| WHAT TO PRODUCE |
Return all lines in the data where the string "tissue" can be found.

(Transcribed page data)
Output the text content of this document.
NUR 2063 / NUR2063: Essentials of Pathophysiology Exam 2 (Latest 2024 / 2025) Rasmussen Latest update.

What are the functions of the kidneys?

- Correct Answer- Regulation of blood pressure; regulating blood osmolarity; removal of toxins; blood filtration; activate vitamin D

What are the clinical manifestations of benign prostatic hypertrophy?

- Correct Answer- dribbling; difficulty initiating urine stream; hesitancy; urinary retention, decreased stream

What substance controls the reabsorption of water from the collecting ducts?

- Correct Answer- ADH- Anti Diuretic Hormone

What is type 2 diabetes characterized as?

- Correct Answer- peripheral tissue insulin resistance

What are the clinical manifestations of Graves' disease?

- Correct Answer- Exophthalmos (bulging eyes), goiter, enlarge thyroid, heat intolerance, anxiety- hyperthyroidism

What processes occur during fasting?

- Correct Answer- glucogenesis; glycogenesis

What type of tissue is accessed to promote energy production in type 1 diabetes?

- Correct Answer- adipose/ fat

...

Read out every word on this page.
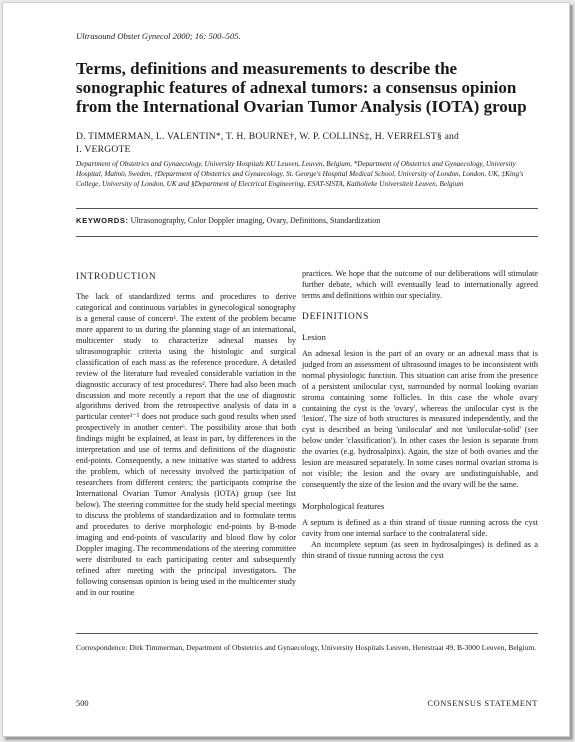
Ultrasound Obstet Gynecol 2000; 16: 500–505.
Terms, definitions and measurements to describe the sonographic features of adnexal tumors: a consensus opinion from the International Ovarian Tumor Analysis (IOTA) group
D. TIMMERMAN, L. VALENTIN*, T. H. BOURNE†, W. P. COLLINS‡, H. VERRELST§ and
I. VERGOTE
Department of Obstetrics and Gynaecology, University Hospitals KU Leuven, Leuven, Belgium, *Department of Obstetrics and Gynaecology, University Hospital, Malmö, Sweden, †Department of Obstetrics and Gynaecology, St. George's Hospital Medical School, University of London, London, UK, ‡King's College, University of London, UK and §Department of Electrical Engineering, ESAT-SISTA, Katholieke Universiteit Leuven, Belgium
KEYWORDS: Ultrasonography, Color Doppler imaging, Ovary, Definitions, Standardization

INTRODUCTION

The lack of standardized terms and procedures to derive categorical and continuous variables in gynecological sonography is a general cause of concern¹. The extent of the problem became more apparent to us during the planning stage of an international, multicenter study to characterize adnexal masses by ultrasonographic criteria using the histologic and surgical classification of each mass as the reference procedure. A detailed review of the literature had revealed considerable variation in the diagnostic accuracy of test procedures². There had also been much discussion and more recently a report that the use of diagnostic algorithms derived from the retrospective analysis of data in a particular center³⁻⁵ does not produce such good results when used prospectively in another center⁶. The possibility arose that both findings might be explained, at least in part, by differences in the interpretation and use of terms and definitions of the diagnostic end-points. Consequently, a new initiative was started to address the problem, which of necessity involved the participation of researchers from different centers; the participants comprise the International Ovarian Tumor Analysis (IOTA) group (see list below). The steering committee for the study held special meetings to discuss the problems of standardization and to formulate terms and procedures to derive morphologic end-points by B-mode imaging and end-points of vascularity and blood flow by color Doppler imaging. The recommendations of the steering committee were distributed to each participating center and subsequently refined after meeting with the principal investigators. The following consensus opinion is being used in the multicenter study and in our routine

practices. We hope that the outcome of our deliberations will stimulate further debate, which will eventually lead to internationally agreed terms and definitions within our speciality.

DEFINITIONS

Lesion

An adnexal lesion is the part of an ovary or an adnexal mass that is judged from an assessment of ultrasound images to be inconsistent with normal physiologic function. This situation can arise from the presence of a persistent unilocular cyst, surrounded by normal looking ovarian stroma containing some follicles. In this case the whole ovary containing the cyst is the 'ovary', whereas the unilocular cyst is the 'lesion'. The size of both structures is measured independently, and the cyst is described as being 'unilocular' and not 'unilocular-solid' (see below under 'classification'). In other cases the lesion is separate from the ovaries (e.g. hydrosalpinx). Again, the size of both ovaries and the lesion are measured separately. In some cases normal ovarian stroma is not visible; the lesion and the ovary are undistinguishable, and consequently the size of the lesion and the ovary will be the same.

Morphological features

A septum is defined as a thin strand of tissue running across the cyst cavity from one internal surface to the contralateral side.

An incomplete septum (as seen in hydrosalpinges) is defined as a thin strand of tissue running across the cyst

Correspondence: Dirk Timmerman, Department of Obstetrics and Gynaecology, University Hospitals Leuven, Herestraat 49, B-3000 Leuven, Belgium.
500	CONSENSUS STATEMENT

| WRITTEN ANSWER |
- Correct Answer- peripheral tissue insulin resistance
What type of tissue is accessed to promote energy production in type 1 diabetes?
A septum is defined as a thin strand of tissue running across the cyst cavity from one internal surface to the contralateral side.
An incomplete septum (as seen in hydrosalpinges) is defined as a thin strand of tissue running across the cyst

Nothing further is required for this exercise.